(Stored items)
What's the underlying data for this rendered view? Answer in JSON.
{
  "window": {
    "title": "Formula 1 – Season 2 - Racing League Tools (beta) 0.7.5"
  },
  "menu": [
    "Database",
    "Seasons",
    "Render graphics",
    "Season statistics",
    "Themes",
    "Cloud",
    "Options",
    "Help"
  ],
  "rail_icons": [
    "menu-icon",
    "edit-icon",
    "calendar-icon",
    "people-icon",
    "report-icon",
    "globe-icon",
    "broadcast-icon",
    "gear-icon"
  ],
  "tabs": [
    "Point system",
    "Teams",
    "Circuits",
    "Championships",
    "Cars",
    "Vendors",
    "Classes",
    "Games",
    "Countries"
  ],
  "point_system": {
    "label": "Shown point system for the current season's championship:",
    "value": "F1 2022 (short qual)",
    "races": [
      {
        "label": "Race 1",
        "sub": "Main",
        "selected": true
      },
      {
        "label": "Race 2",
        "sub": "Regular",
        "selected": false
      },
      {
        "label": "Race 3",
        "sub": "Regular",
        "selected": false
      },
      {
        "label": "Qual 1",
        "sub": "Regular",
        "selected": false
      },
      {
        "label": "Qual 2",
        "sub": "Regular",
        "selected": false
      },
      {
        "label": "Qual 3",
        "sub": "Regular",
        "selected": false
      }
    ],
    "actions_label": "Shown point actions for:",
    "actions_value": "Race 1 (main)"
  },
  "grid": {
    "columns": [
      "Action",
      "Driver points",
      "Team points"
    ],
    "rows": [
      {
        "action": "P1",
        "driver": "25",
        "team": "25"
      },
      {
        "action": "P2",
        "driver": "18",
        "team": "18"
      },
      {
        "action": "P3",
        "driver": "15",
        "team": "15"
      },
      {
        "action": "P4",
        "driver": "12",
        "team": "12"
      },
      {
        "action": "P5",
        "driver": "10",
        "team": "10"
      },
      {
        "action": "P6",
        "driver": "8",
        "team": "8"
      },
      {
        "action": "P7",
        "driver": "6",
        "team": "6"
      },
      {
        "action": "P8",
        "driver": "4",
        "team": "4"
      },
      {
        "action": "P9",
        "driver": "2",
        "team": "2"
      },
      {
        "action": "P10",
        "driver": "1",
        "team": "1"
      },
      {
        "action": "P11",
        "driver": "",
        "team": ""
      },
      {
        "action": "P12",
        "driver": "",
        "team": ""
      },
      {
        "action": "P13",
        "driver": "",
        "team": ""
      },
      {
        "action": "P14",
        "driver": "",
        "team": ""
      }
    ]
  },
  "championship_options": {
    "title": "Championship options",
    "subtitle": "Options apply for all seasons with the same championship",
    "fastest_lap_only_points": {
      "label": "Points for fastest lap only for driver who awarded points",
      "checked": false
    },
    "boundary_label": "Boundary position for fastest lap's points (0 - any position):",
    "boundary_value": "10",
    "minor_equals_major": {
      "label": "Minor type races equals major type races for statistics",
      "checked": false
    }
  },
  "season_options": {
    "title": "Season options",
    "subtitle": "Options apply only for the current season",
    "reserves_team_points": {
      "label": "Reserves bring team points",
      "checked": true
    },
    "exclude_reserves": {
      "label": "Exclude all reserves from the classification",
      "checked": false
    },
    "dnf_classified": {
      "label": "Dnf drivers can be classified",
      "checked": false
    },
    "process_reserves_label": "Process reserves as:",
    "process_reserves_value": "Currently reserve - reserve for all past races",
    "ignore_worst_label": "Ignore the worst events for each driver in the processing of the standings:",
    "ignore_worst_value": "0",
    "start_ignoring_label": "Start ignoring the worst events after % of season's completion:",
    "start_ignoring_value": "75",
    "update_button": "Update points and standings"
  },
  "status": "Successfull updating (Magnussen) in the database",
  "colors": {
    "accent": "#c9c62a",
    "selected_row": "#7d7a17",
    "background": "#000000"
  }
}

# Exercise:
Exact output of every entry is required.

# Response to the exercise:
What's the underlying data for this rendered view? Answer in JSON.
{
  "window": {
    "title": "Formula 1 – Season 2 - Racing League Tools (beta) 0.7.5"
  },
  "menu": [
    "Database",
    "Seasons",
    "Render graphics",
    "Season statistics",
    "Themes",
    "Cloud",
    "Options",
    "Help"
  ],
  "rail_icons": [
    "menu-icon",
    "edit-icon",
    "calendar-icon",
    "people-icon",
    "report-icon",
    "globe-icon",
    "broadcast-icon",
    "gear-icon"
  ],
  "tabs": [
    "Point system",
    "Teams",
    "Circuits",
    "Championships",
    "Cars",
    "Vendors",
    "Classes",
    "Games",
    "Countries"
  ],
  "point_system": {
    "label": "Shown point system for the current season's championship:",
    "value": "F1 2022 (short qual)",
    "races": [
      {
        "label": "Race 1",
        "sub": "Main",
        "selected": true
      },
      {
        "label": "Race 2",
        "sub": "Regular",
        "selected": false
      },
      {
        "label": "Race 3",
        "sub": "Regular",
        "selected": false
      },
      {
        "label": "Qual 1",
        "sub": "Regular",
        "selected": false
      },
      {
        "label": "Qual 2",
        "sub": "Regular",
        "selected": false
      },
      {
        "label": "Qual 3",
        "sub": "Regular",
        "selected": false
      }
    ],
    "actions_label": "Shown point actions for:",
    "actions_value": "Race 1 (main)"
  },
  "grid": {
    "columns": [
      "Action",
      "Driver points",
      "Team points"
    ],
    "rows": [
      {
        "action": "P1",
        "driver": "25",
        "team": "25"
      },
      {
        "action": "P2",
        "driver": "18",
        "team": "18"
      },
      {
        "action": "P3",
        "driver": "15",
        "team": "15"
      },
      {
        "action": "P4",
        "driver": "12",
        "team": "12"
      },
      {
        "action": "P5",
        "driver": "10",
        "team": "10"
      },
      {
        "action": "P6",
        "driver": "8",
        "team": "8"
      },
      {
        "action": "P7",
        "driver": "6",
        "team": "6"
      },
      {
        "action": "P8",
        "driver": "4",
        "team": "4"
      },
      {
        "action": "P9",
        "driver": "2",
        "team": "2"
      },
      {
        "action": "P10",
        "driver": "1",
        "team": "1"
      },
      {
        "action": "P11",
        "driver": "",
        "team": ""
      },
      {
        "action": "P12",
        "driver": "",
        "team": ""
      },
      {
        "action": "P13",
        "driver": "",
        "team": ""
      },
      {
        "action": "P14",
        "driver": "",
        "team": ""
      }
    ]
  },
  "championship_options": {
    "title": "Championship options",
    "subtitle": "Options apply for all seasons with the same championship",
    "fastest_lap_only_points": {
      "label": "Points for fastest lap only for driver who awarded points",
      "checked": false
    },
    "boundary_label": "Boundary position for fastest lap's points (0 - any position):",
    "boundary_value": "10",
    "minor_equals_major": {
      "label": "Minor type races equals major type races for statistics",
      "checked": false
    }
  },
  "season_options": {
    "title": "Season options",
    "subtitle": "Options apply only for the current season",
    "reserves_team_points": {
      "label": "Reserves bring team points",
      "checked": true
    },
    "exclude_reserves": {
      "label": "Exclude all reserves from the classification",
      "checked": false
    },
    "dnf_classified": {
      "label": "Dnf drivers can be classified",
      "checked": false
    },
    "process_reserves_label": "Process reserves as:",
    "process_reserves_value": "Currently reserve - reserve for all past races",
    "ignore_worst_label": "Ignore the worst events for each driver in the processing of the standings:",
    "ignore_worst_value": "0",
    "start_ignoring_label": "Start ignoring the worst events after % of season's completion:",
    "start_ignoring_value": "75",
    "update_button": "Update points and standings"
  },
  "status": "Successfull updating (Magnussen) in the database",
  "colors": {
    "accent": "#c9c62a",
    "selected_row": "#7d7a17",
    "background": "#000000"
  }
}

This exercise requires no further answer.